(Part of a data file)
═══
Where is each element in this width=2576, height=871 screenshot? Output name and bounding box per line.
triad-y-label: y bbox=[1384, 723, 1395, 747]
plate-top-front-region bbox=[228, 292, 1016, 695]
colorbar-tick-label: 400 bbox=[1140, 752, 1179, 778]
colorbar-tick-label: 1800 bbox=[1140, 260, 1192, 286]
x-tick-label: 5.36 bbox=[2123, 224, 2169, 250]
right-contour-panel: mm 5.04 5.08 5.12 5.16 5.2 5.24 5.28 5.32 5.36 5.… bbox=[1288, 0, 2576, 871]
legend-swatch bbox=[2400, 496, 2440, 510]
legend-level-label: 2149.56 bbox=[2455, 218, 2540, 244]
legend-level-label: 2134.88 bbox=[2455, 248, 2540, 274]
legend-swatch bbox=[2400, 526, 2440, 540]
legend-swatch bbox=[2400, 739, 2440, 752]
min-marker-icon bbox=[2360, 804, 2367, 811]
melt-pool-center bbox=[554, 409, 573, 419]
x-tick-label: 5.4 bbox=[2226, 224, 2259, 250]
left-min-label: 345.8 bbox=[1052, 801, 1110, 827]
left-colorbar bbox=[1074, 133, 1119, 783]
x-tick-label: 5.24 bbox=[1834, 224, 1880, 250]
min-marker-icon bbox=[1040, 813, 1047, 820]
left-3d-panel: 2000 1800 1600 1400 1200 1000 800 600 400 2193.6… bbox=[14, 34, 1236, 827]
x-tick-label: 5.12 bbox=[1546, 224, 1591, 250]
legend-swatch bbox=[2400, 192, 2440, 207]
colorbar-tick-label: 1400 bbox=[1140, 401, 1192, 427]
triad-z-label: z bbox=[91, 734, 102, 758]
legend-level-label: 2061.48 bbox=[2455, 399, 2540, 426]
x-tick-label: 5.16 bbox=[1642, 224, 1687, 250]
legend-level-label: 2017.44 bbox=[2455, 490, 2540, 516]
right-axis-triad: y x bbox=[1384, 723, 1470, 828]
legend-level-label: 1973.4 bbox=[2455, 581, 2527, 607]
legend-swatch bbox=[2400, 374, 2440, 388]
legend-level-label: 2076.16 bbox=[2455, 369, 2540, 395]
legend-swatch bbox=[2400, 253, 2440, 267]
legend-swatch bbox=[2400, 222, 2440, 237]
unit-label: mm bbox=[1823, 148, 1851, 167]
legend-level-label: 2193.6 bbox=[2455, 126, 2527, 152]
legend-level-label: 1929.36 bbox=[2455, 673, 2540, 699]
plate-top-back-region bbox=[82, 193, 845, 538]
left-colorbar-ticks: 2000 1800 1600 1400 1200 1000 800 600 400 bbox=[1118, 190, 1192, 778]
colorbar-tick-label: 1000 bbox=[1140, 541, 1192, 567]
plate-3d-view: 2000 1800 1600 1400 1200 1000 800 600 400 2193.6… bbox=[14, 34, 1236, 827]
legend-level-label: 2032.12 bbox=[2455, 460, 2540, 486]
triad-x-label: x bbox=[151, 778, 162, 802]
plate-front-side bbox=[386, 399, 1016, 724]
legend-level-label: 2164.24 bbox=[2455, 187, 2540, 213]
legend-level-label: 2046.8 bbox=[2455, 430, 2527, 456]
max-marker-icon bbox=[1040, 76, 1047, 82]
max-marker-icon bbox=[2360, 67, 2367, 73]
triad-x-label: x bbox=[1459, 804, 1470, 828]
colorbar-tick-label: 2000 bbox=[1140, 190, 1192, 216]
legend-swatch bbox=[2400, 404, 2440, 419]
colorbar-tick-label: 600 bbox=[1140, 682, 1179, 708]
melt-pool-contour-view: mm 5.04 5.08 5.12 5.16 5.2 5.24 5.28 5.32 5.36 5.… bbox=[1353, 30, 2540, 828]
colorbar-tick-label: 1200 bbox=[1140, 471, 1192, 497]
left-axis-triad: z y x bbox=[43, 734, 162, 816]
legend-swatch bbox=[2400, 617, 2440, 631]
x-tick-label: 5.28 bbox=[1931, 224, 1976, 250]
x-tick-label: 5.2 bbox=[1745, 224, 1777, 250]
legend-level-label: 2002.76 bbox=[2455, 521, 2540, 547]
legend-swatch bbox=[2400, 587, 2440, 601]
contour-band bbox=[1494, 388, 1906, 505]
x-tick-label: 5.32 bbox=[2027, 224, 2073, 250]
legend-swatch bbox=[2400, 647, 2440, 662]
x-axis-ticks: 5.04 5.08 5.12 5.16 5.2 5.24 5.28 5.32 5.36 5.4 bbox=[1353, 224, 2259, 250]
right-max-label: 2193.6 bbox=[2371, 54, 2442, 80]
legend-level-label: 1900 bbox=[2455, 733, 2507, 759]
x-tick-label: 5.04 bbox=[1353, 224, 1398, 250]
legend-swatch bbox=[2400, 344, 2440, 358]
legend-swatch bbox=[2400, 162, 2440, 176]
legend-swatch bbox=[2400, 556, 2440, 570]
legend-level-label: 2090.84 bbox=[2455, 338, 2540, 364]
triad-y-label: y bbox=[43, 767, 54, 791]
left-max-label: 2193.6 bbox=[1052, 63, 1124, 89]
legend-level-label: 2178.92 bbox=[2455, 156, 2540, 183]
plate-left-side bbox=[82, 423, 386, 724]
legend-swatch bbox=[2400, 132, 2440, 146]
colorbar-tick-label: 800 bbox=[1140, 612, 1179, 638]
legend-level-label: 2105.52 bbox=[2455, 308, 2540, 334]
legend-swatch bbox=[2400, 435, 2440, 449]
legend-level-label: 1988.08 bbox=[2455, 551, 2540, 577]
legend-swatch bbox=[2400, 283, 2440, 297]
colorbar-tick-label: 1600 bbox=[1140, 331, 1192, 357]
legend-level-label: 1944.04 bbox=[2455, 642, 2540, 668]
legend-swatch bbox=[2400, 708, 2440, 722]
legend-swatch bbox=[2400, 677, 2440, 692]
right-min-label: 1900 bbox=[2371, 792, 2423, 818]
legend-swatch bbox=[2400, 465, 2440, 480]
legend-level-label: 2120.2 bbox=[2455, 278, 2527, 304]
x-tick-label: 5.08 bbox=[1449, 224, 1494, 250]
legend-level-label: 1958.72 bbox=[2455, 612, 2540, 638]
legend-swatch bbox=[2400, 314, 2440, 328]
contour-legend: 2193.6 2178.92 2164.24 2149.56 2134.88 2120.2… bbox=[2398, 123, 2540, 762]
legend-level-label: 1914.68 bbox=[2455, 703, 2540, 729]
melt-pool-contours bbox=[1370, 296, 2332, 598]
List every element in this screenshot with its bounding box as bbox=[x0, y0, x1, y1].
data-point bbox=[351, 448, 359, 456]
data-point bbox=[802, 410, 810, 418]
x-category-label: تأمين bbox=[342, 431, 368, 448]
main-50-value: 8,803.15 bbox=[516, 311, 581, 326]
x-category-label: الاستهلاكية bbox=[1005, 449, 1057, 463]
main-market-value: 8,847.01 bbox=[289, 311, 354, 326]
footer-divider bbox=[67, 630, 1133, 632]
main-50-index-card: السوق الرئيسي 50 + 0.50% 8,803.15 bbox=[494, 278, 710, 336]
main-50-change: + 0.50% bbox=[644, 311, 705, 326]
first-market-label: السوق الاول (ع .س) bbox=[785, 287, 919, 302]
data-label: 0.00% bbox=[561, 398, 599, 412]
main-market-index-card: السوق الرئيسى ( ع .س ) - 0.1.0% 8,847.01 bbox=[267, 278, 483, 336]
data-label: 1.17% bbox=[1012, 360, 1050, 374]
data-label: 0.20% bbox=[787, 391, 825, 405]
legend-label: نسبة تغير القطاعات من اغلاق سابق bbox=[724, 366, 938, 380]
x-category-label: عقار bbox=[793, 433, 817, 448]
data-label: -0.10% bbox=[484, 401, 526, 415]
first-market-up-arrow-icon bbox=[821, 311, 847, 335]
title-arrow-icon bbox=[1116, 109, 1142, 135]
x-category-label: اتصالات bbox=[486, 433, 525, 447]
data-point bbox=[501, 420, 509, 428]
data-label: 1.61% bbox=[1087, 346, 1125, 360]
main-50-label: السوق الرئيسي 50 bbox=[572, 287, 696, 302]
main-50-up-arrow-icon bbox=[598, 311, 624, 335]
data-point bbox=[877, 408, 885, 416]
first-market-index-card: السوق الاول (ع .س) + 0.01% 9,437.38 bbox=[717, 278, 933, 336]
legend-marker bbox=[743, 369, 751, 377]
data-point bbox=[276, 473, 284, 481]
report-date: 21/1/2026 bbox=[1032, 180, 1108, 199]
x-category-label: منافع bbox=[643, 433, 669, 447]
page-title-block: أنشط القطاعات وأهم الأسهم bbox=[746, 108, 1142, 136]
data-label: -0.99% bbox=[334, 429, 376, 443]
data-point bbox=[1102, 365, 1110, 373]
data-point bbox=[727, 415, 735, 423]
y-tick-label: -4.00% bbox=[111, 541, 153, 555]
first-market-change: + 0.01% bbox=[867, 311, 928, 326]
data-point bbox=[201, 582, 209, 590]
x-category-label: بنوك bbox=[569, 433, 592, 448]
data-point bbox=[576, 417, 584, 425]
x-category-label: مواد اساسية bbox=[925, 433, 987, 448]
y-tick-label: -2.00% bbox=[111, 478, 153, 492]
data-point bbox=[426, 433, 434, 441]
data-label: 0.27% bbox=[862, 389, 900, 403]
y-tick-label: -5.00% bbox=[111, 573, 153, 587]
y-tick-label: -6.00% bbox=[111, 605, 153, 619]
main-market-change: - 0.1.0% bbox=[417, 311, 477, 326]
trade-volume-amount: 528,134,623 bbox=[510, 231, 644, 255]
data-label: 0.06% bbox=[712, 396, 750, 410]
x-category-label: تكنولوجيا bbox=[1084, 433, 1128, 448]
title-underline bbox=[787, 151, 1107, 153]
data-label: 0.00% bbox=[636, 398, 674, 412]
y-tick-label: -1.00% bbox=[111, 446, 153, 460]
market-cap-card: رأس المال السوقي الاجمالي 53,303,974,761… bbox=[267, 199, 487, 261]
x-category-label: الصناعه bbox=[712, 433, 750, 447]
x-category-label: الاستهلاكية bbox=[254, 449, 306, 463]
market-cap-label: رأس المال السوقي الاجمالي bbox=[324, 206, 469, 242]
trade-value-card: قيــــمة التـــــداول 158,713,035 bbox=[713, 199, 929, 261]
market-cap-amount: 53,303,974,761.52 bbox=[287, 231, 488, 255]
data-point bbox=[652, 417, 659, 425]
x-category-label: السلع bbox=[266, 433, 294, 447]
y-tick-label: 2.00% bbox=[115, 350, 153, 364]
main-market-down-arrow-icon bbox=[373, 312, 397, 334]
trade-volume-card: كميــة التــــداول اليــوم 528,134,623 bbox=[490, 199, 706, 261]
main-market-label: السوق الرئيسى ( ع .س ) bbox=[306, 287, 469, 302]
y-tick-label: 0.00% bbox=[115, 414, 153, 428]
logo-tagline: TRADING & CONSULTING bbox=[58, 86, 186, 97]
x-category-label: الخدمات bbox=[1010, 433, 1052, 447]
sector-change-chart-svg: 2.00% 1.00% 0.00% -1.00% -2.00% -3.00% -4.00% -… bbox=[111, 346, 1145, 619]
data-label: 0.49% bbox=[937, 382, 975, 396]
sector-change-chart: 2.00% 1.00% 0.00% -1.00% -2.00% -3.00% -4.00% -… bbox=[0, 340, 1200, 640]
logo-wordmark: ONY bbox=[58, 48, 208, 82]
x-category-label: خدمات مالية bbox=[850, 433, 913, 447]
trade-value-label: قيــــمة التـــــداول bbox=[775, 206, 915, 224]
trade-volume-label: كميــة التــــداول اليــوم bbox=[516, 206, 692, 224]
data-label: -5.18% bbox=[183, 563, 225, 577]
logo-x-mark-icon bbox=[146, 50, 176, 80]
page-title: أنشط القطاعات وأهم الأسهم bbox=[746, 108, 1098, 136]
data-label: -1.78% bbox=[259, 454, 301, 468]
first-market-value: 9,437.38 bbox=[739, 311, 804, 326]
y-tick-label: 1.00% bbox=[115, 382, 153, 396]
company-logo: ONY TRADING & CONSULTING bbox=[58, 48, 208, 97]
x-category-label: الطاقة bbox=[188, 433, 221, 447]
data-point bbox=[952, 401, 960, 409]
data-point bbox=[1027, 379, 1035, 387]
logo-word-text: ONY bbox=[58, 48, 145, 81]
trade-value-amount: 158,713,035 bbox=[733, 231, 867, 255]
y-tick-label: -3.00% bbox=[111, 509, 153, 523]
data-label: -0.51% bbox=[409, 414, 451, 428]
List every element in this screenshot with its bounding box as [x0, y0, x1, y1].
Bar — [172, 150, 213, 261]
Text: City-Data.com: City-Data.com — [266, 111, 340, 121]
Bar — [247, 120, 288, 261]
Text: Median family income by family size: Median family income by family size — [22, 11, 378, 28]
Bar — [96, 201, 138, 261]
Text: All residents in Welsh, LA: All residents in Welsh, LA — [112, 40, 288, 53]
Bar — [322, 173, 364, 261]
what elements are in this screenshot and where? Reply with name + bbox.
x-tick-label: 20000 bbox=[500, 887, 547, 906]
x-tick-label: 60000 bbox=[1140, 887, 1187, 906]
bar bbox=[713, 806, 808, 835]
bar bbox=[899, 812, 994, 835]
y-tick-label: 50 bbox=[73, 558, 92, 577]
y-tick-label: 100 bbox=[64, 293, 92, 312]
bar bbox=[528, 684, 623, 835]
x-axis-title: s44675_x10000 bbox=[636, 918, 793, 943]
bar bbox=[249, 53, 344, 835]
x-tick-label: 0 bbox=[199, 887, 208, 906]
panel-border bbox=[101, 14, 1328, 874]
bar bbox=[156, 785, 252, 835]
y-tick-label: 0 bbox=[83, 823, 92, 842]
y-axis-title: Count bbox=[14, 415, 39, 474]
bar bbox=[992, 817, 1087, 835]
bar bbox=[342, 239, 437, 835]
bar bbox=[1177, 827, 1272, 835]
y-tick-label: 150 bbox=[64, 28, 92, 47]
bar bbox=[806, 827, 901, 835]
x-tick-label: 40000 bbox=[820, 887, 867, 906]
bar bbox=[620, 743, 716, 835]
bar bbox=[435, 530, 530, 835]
═══
• INSTRUCTION: Copy the material line for line, from its first line through the line containing "triad-z-label: z bbox=[91, 734, 102, 758]".

• ANSWER TO THE EXERCISE:
Where is each element in this width=2576, height=871 screenshot? Output name and bounding box per line.
triad-y-label: y bbox=[1384, 723, 1395, 747]
plate-top-front-region bbox=[228, 292, 1016, 695]
colorbar-tick-label: 400 bbox=[1140, 752, 1179, 778]
colorbar-tick-label: 1800 bbox=[1140, 260, 1192, 286]
x-tick-label: 5.36 bbox=[2123, 224, 2169, 250]
right-contour-panel: mm 5.04 5.08 5.12 5.16 5.2 5.24 5.28 5.32 5.36 5.… bbox=[1288, 0, 2576, 871]
legend-swatch bbox=[2400, 496, 2440, 510]
legend-level-label: 2149.56 bbox=[2455, 218, 2540, 244]
legend-level-label: 2134.88 bbox=[2455, 248, 2540, 274]
legend-swatch bbox=[2400, 526, 2440, 540]
legend-swatch bbox=[2400, 739, 2440, 752]
min-marker-icon bbox=[2360, 804, 2367, 811]
melt-pool-center bbox=[554, 409, 573, 419]
x-tick-label: 5.4 bbox=[2226, 224, 2259, 250]
left-min-label: 345.8 bbox=[1052, 801, 1110, 827]
left-colorbar bbox=[1074, 133, 1119, 783]
x-tick-label: 5.24 bbox=[1834, 224, 1880, 250]
min-marker-icon bbox=[1040, 813, 1047, 820]
left-3d-panel: 2000 1800 1600 1400 1200 1000 800 600 400 2193.6… bbox=[14, 34, 1236, 827]
x-tick-label: 5.12 bbox=[1546, 224, 1591, 250]
legend-swatch bbox=[2400, 192, 2440, 207]
colorbar-tick-label: 1400 bbox=[1140, 401, 1192, 427]
triad-z-label: z bbox=[91, 734, 102, 758]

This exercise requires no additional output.